• _What needs to be done_
From the records below, extract all the text exactly and leave the images behind.

• _Input material_
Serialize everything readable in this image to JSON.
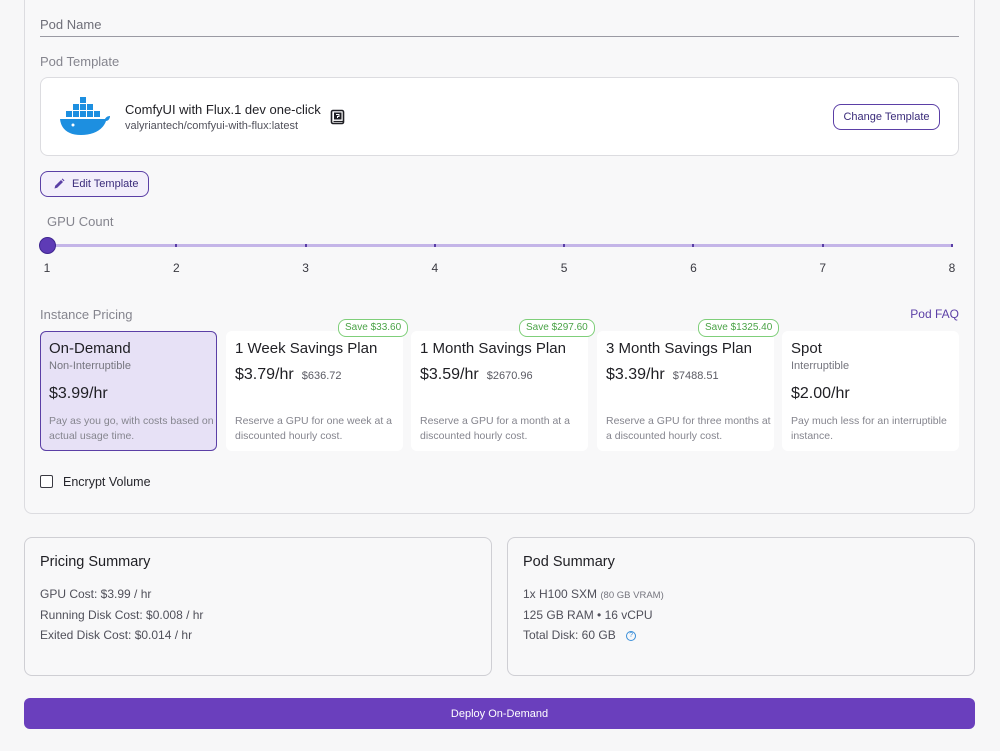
{
  "form": {
    "pod_name_label": "Pod Name",
    "pod_template_label": "Pod Template",
    "template": {
      "name": "ComfyUI with Flux.1 dev one-click",
      "image": "valyriantech/comfyui-with-flux:latest",
      "icon": "docker-whale-icon",
      "readme_icon": "readme-book-icon",
      "change_button": "Change Template"
    },
    "edit_button": "Edit Template",
    "gpu_count": {
      "label": "GPU Count",
      "min": 1,
      "max": 8,
      "value": 1,
      "ticks": [
        "1",
        "2",
        "3",
        "4",
        "5",
        "6",
        "7",
        "8"
      ]
    },
    "pricing": {
      "label": "Instance Pricing",
      "faq_link": "Pod FAQ",
      "plans": [
        {
          "title": "On-Demand",
          "subtitle": "Non-Interruptible",
          "price": "$3.99/hr",
          "total": "",
          "desc": "Pay as you go, with costs based on actual usage time.",
          "badge": "",
          "selected": true
        },
        {
          "title": "1 Week Savings Plan",
          "subtitle": "",
          "price": "$3.79/hr",
          "total": "$636.72",
          "desc": "Reserve a GPU for one week at a discounted hourly cost.",
          "badge": "Save $33.60",
          "selected": false
        },
        {
          "title": "1 Month Savings Plan",
          "subtitle": "",
          "price": "$3.59/hr",
          "total": "$2670.96",
          "desc": "Reserve a GPU for a month at a discounted hourly cost.",
          "badge": "Save $297.60",
          "selected": false
        },
        {
          "title": "3 Month Savings Plan",
          "subtitle": "",
          "price": "$3.39/hr",
          "total": "$7488.51",
          "desc": "Reserve a GPU for three months at a discounted hourly cost.",
          "badge": "Save $1325.40",
          "selected": false
        },
        {
          "title": "Spot",
          "subtitle": "Interruptible",
          "price": "$2.00/hr",
          "total": "",
          "desc": "Pay much less for an interruptible instance.",
          "badge": "",
          "selected": false
        }
      ]
    },
    "encrypt_volume": {
      "label": "Encrypt Volume",
      "checked": false
    }
  },
  "pricing_summary": {
    "title": "Pricing Summary",
    "lines": [
      "GPU Cost: $3.99 / hr",
      "Running Disk Cost: $0.008 / hr",
      "Exited Disk Cost: $0.014 / hr"
    ]
  },
  "pod_summary": {
    "title": "Pod Summary",
    "gpu": "1x H100 SXM",
    "gpu_vram": "(80 GB VRAM)",
    "ram_cpu": "125 GB RAM • 16 vCPU",
    "disk": "Total Disk: 60 GB",
    "help_icon": "question-circle-icon"
  },
  "deploy_button": "Deploy On-Demand",
  "colors": {
    "accent": "#6a3fbd",
    "save_green": "#4aa346",
    "docker_blue": "#1d8fe0"
  }
}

• _Output for this exercise_
Serialize everything readable in this image to JSON.
{
  "form": {
    "pod_name_label": "Pod Name",
    "pod_template_label": "Pod Template",
    "template": {
      "name": "ComfyUI with Flux.1 dev one-click",
      "image": "valyriantech/comfyui-with-flux:latest",
      "icon": "docker-whale-icon",
      "readme_icon": "readme-book-icon",
      "change_button": "Change Template"
    },
    "edit_button": "Edit Template",
    "gpu_count": {
      "label": "GPU Count",
      "min": 1,
      "max": 8,
      "value": 1,
      "ticks": [
        "1",
        "2",
        "3",
        "4",
        "5",
        "6",
        "7",
        "8"
      ]
    },
    "pricing": {
      "label": "Instance Pricing",
      "faq_link": "Pod FAQ",
      "plans": [
        {
          "title": "On-Demand",
          "subtitle": "Non-Interruptible",
          "price": "$3.99/hr",
          "total": "",
          "desc": "Pay as you go, with costs based on actual usage time.",
          "badge": "",
          "selected": true
        },
        {
          "title": "1 Week Savings Plan",
          "subtitle": "",
          "price": "$3.79/hr",
          "total": "$636.72",
          "desc": "Reserve a GPU for one week at a discounted hourly cost.",
          "badge": "Save $33.60",
          "selected": false
        },
        {
          "title": "1 Month Savings Plan",
          "subtitle": "",
          "price": "$3.59/hr",
          "total": "$2670.96",
          "desc": "Reserve a GPU for a month at a discounted hourly cost.",
          "badge": "Save $297.60",
          "selected": false
        },
        {
          "title": "3 Month Savings Plan",
          "subtitle": "",
          "price": "$3.39/hr",
          "total": "$7488.51",
          "desc": "Reserve a GPU for three months at a discounted hourly cost.",
          "badge": "Save $1325.40",
          "selected": false
        },
        {
          "title": "Spot",
          "subtitle": "Interruptible",
          "price": "$2.00/hr",
          "total": "",
          "desc": "Pay much less for an interruptible instance.",
          "badge": "",
          "selected": false
        }
      ]
    },
    "encrypt_volume": {
      "label": "Encrypt Volume",
      "checked": false
    }
  },
  "pricing_summary": {
    "title": "Pricing Summary",
    "lines": [
      "GPU Cost: $3.99 / hr",
      "Running Disk Cost: $0.008 / hr",
      "Exited Disk Cost: $0.014 / hr"
    ]
  },
  "pod_summary": {
    "title": "Pod Summary",
    "gpu": "1x H100 SXM",
    "gpu_vram": "(80 GB VRAM)",
    "ram_cpu": "125 GB RAM • 16 vCPU",
    "disk": "Total Disk: 60 GB",
    "help_icon": "question-circle-icon"
  },
  "deploy_button": "Deploy On-Demand",
  "colors": {
    "accent": "#6a3fbd",
    "save_green": "#4aa346",
    "docker_blue": "#1d8fe0"
  }
}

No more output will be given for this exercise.